**WHAT YOU HAVE TO DO**
The data below should be printed in full, exactly, and without any of its images.

**STORED DATA**
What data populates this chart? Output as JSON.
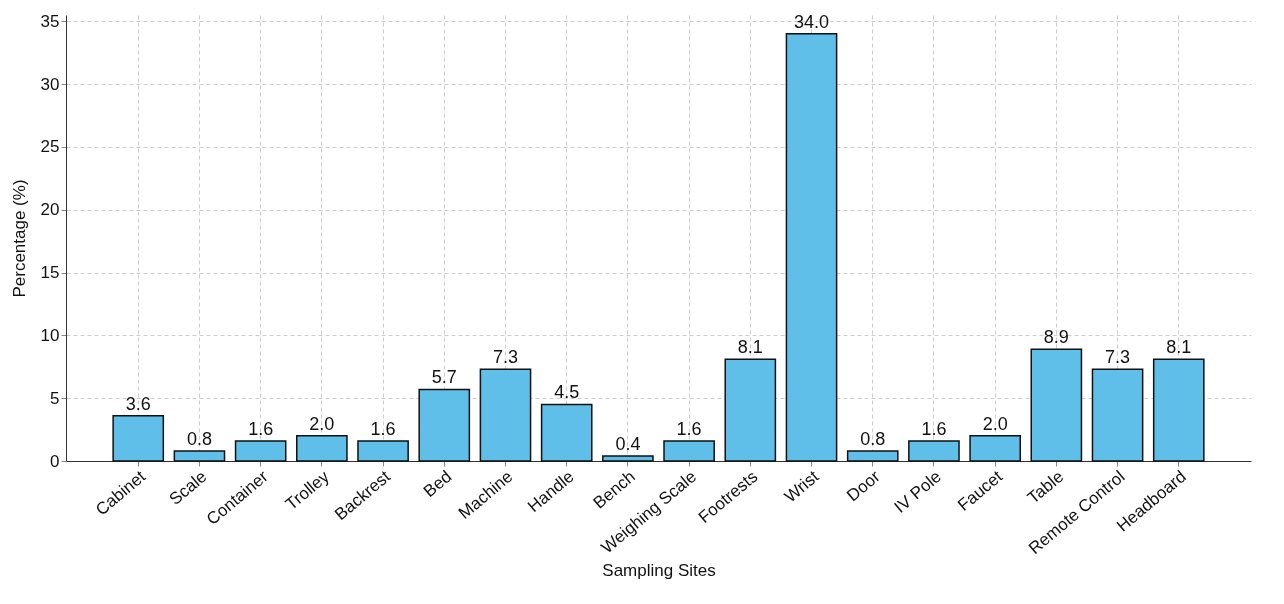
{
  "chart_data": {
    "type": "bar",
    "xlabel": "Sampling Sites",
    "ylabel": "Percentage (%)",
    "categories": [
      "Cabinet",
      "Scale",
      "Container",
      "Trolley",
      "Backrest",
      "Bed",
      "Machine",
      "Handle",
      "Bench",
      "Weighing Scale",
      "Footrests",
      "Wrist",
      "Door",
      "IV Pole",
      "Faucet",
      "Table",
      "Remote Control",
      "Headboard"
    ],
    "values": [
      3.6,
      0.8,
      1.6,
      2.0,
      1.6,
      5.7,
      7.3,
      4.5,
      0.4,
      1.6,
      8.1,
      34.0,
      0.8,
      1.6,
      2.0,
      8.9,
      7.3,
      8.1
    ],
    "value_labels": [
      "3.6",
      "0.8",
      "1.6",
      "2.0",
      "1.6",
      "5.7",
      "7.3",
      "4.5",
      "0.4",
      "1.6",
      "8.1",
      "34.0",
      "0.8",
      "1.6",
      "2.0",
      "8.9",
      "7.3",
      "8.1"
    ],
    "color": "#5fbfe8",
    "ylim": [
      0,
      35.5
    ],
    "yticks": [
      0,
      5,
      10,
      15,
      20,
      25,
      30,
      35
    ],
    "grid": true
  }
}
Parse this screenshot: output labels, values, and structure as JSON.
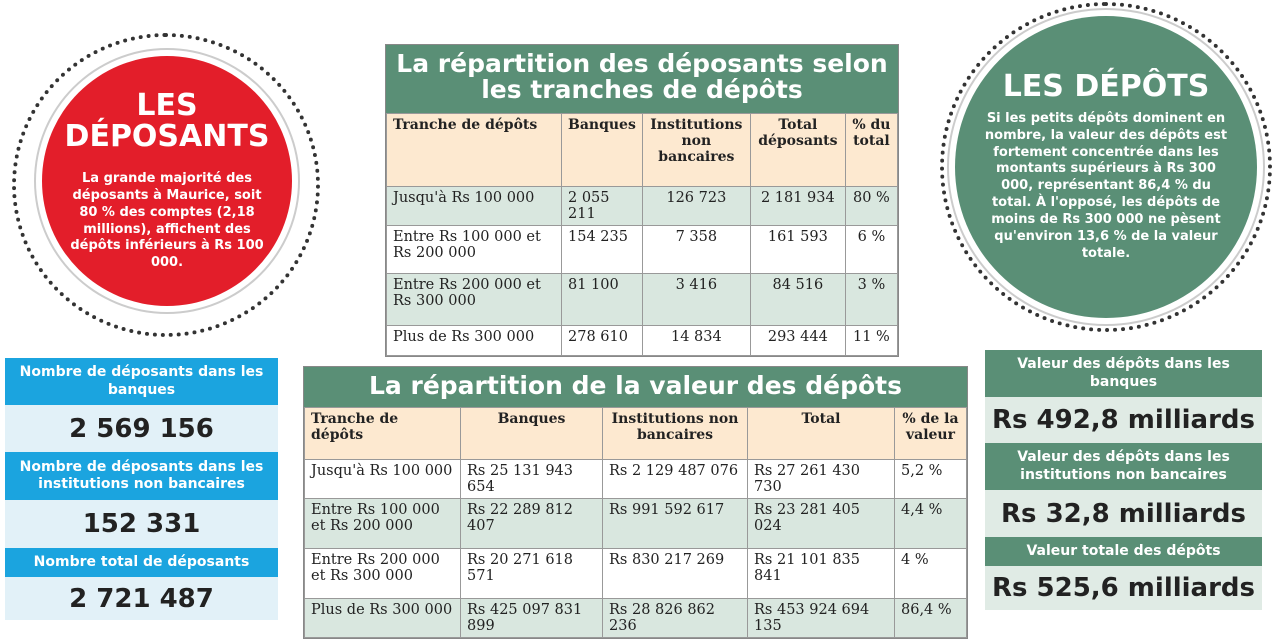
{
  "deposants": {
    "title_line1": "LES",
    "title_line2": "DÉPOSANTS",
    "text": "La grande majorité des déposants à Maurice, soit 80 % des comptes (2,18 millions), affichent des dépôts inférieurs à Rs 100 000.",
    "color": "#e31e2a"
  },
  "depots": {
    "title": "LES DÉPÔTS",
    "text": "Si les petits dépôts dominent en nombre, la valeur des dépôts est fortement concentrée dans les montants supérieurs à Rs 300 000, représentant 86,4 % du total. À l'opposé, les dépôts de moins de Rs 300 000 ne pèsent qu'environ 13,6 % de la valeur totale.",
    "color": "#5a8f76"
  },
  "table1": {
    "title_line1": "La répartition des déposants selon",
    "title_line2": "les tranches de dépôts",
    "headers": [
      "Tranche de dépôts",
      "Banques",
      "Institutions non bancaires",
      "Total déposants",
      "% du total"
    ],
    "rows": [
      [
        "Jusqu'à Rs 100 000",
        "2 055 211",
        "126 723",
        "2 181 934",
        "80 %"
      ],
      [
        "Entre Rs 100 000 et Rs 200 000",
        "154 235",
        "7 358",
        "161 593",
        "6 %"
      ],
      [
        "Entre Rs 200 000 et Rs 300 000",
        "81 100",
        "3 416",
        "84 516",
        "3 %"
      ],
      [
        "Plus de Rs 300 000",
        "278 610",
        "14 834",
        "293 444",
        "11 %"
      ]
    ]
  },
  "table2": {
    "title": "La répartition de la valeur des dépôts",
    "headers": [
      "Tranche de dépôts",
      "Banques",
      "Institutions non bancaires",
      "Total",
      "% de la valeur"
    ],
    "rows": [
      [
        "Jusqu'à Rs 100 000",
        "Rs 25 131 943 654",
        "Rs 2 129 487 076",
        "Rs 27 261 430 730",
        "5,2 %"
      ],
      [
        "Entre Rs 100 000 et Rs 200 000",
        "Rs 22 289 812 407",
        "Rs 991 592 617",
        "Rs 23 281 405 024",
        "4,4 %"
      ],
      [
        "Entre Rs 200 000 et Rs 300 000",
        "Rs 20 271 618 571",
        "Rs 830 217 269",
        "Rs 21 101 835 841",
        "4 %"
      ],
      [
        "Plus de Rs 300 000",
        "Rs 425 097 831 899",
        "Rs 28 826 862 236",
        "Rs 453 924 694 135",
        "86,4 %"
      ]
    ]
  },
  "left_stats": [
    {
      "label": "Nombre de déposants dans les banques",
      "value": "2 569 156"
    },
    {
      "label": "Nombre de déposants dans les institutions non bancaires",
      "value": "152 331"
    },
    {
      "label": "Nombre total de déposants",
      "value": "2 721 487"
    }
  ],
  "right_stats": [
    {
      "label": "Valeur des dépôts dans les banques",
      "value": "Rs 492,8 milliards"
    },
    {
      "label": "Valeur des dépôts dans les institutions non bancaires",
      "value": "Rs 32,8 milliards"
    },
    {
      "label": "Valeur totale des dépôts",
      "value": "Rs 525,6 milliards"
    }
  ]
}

**WORKED SOLUTION**
What data populates this chart? Output as JSON.
{
  "chart_data": {
    "type": "bar",
    "xlabel": "Sampling Sites",
    "ylabel": "Percentage (%)",
    "categories": [
      "Cabinet",
      "Scale",
      "Container",
      "Trolley",
      "Backrest",
      "Bed",
      "Machine",
      "Handle",
      "Bench",
      "Weighing Scale",
      "Footrests",
      "Wrist",
      "Door",
      "IV Pole",
      "Faucet",
      "Table",
      "Remote Control",
      "Headboard"
    ],
    "values": [
      3.6,
      0.8,
      1.6,
      2.0,
      1.6,
      5.7,
      7.3,
      4.5,
      0.4,
      1.6,
      8.1,
      34.0,
      0.8,
      1.6,
      2.0,
      8.9,
      7.3,
      8.1
    ],
    "value_labels": [
      "3.6",
      "0.8",
      "1.6",
      "2.0",
      "1.6",
      "5.7",
      "7.3",
      "4.5",
      "0.4",
      "1.6",
      "8.1",
      "34.0",
      "0.8",
      "1.6",
      "2.0",
      "8.9",
      "7.3",
      "8.1"
    ],
    "color": "#5fbfe8",
    "ylim": [
      0,
      35.5
    ],
    "yticks": [
      0,
      5,
      10,
      15,
      20,
      25,
      30,
      35
    ],
    "grid": true
  }
}
Parse this screenshot: output labels, values, and structure as JSON.
{
  "deposants": {
    "title_line1": "LES",
    "title_line2": "DÉPOSANTS",
    "text": "La grande majorité des déposants à Maurice, soit 80 % des comptes (2,18 millions), affichent des dépôts inférieurs à Rs 100 000.",
    "color": "#e31e2a"
  },
  "depots": {
    "title": "LES DÉPÔTS",
    "text": "Si les petits dépôts dominent en nombre, la valeur des dépôts est fortement concentrée dans les montants supérieurs à Rs 300 000, représentant 86,4 % du total. À l'opposé, les dépôts de moins de Rs 300 000 ne pèsent qu'environ 13,6 % de la valeur totale.",
    "color": "#5a8f76"
  },
  "table1": {
    "title_line1": "La répartition des déposants selon",
    "title_line2": "les tranches de dépôts",
    "headers": [
      "Tranche de dépôts",
      "Banques",
      "Institutions non bancaires",
      "Total déposants",
      "% du total"
    ],
    "rows": [
      [
        "Jusqu'à Rs 100 000",
        "2 055 211",
        "126 723",
        "2 181 934",
        "80 %"
      ],
      [
        "Entre Rs 100 000 et Rs 200 000",
        "154 235",
        "7 358",
        "161 593",
        "6 %"
      ],
      [
        "Entre Rs 200 000 et Rs 300 000",
        "81 100",
        "3 416",
        "84 516",
        "3 %"
      ],
      [
        "Plus de Rs 300 000",
        "278 610",
        "14 834",
        "293 444",
        "11 %"
      ]
    ]
  },
  "table2": {
    "title": "La répartition de la valeur des dépôts",
    "headers": [
      "Tranche de dépôts",
      "Banques",
      "Institutions non bancaires",
      "Total",
      "% de la valeur"
    ],
    "rows": [
      [
        "Jusqu'à Rs 100 000",
        "Rs 25 131 943 654",
        "Rs 2 129 487 076",
        "Rs 27 261 430 730",
        "5,2 %"
      ],
      [
        "Entre Rs 100 000 et Rs 200 000",
        "Rs 22 289 812 407",
        "Rs 991 592 617",
        "Rs 23 281 405 024",
        "4,4 %"
      ],
      [
        "Entre Rs 200 000 et Rs 300 000",
        "Rs 20 271 618 571",
        "Rs 830 217 269",
        "Rs 21 101 835 841",
        "4 %"
      ],
      [
        "Plus de Rs 300 000",
        "Rs 425 097 831 899",
        "Rs 28 826 862 236",
        "Rs 453 924 694 135",
        "86,4 %"
      ]
    ]
  },
  "left_stats": [
    {
      "label": "Nombre de déposants dans les banques",
      "value": "2 569 156"
    },
    {
      "label": "Nombre de déposants dans les institutions non bancaires",
      "value": "152 331"
    },
    {
      "label": "Nombre total de déposants",
      "value": "2 721 487"
    }
  ],
  "right_stats": [
    {
      "label": "Valeur des dépôts dans les banques",
      "value": "Rs 492,8 milliards"
    },
    {
      "label": "Valeur des dépôts dans les institutions non bancaires",
      "value": "Rs 32,8 milliards"
    },
    {
      "label": "Valeur totale des dépôts",
      "value": "Rs 525,6 milliards"
    }
  ]
}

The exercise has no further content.